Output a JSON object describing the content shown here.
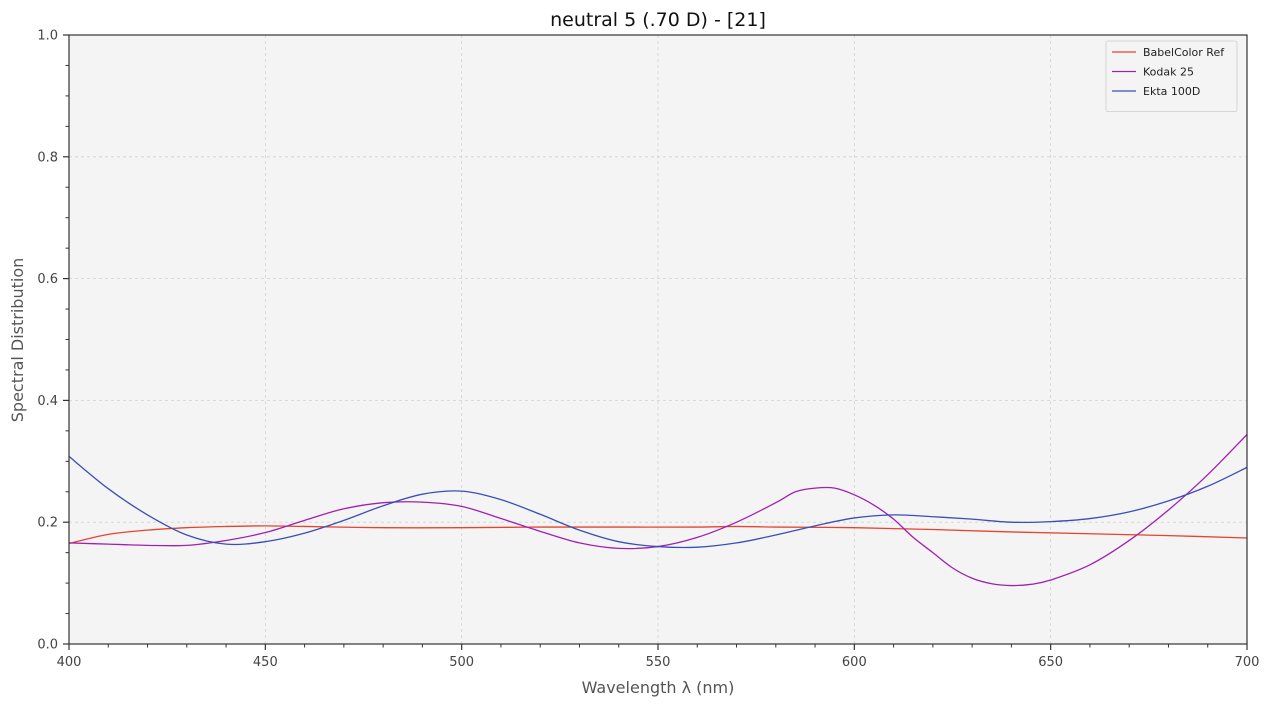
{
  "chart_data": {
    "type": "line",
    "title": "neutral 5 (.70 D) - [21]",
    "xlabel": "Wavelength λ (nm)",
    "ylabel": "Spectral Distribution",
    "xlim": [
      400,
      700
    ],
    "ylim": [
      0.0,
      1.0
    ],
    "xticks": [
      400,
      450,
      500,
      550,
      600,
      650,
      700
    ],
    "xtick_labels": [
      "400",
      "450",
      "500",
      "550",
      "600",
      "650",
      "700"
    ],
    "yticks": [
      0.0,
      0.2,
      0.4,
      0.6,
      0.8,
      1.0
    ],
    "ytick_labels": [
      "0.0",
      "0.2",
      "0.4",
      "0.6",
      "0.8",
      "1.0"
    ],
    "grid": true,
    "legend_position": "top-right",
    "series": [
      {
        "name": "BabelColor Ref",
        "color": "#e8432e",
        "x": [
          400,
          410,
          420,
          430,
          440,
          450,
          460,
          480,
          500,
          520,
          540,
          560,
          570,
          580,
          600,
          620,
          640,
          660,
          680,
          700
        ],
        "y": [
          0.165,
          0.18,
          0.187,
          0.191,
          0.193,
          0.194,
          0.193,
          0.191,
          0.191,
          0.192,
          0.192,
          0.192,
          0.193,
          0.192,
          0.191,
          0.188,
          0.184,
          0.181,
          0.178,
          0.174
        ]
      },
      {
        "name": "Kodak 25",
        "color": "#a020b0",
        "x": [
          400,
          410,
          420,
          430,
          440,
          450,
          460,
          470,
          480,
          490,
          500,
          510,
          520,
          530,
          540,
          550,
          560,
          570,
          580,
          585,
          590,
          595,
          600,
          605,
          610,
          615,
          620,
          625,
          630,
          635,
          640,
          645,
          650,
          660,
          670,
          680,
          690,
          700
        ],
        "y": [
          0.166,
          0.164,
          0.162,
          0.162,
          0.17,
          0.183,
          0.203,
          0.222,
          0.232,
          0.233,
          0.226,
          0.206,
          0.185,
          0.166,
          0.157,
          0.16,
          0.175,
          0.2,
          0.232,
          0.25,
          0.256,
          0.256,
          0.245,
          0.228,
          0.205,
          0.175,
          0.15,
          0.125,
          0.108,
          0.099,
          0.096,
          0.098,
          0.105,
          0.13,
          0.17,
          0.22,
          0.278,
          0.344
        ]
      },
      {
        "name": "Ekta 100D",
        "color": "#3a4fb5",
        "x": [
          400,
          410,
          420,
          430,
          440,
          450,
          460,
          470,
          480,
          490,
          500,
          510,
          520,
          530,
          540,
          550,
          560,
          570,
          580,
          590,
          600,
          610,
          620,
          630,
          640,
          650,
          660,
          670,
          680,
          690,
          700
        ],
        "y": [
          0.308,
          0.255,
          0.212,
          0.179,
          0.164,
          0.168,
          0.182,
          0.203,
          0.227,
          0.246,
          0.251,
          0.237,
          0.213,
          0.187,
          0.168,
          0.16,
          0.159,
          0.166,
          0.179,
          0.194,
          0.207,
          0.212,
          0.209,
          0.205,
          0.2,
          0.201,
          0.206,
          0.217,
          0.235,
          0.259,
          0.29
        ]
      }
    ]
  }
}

▶ **To be done**
Drop the pictures and reproduce the rest of the entries above exactly.

▶ **The output**
Output a JSON object describing the content shown here.
{
  "chart_data": {
    "type": "line",
    "title": "neutral 5 (.70 D) - [21]",
    "xlabel": "Wavelength λ (nm)",
    "ylabel": "Spectral Distribution",
    "xlim": [
      400,
      700
    ],
    "ylim": [
      0.0,
      1.0
    ],
    "xticks": [
      400,
      450,
      500,
      550,
      600,
      650,
      700
    ],
    "xtick_labels": [
      "400",
      "450",
      "500",
      "550",
      "600",
      "650",
      "700"
    ],
    "yticks": [
      0.0,
      0.2,
      0.4,
      0.6,
      0.8,
      1.0
    ],
    "ytick_labels": [
      "0.0",
      "0.2",
      "0.4",
      "0.6",
      "0.8",
      "1.0"
    ],
    "grid": true,
    "legend_position": "top-right",
    "series": [
      {
        "name": "BabelColor Ref",
        "color": "#e8432e",
        "x": [
          400,
          410,
          420,
          430,
          440,
          450,
          460,
          480,
          500,
          520,
          540,
          560,
          570,
          580,
          600,
          620,
          640,
          660,
          680,
          700
        ],
        "y": [
          0.165,
          0.18,
          0.187,
          0.191,
          0.193,
          0.194,
          0.193,
          0.191,
          0.191,
          0.192,
          0.192,
          0.192,
          0.193,
          0.192,
          0.191,
          0.188,
          0.184,
          0.181,
          0.178,
          0.174
        ]
      },
      {
        "name": "Kodak 25",
        "color": "#a020b0",
        "x": [
          400,
          410,
          420,
          430,
          440,
          450,
          460,
          470,
          480,
          490,
          500,
          510,
          520,
          530,
          540,
          550,
          560,
          570,
          580,
          585,
          590,
          595,
          600,
          605,
          610,
          615,
          620,
          625,
          630,
          635,
          640,
          645,
          650,
          660,
          670,
          680,
          690,
          700
        ],
        "y": [
          0.166,
          0.164,
          0.162,
          0.162,
          0.17,
          0.183,
          0.203,
          0.222,
          0.232,
          0.233,
          0.226,
          0.206,
          0.185,
          0.166,
          0.157,
          0.16,
          0.175,
          0.2,
          0.232,
          0.25,
          0.256,
          0.256,
          0.245,
          0.228,
          0.205,
          0.175,
          0.15,
          0.125,
          0.108,
          0.099,
          0.096,
          0.098,
          0.105,
          0.13,
          0.17,
          0.22,
          0.278,
          0.344
        ]
      },
      {
        "name": "Ekta 100D",
        "color": "#3a4fb5",
        "x": [
          400,
          410,
          420,
          430,
          440,
          450,
          460,
          470,
          480,
          490,
          500,
          510,
          520,
          530,
          540,
          550,
          560,
          570,
          580,
          590,
          600,
          610,
          620,
          630,
          640,
          650,
          660,
          670,
          680,
          690,
          700
        ],
        "y": [
          0.308,
          0.255,
          0.212,
          0.179,
          0.164,
          0.168,
          0.182,
          0.203,
          0.227,
          0.246,
          0.251,
          0.237,
          0.213,
          0.187,
          0.168,
          0.16,
          0.159,
          0.166,
          0.179,
          0.194,
          0.207,
          0.212,
          0.209,
          0.205,
          0.2,
          0.201,
          0.206,
          0.217,
          0.235,
          0.259,
          0.29
        ]
      }
    ]
  }
}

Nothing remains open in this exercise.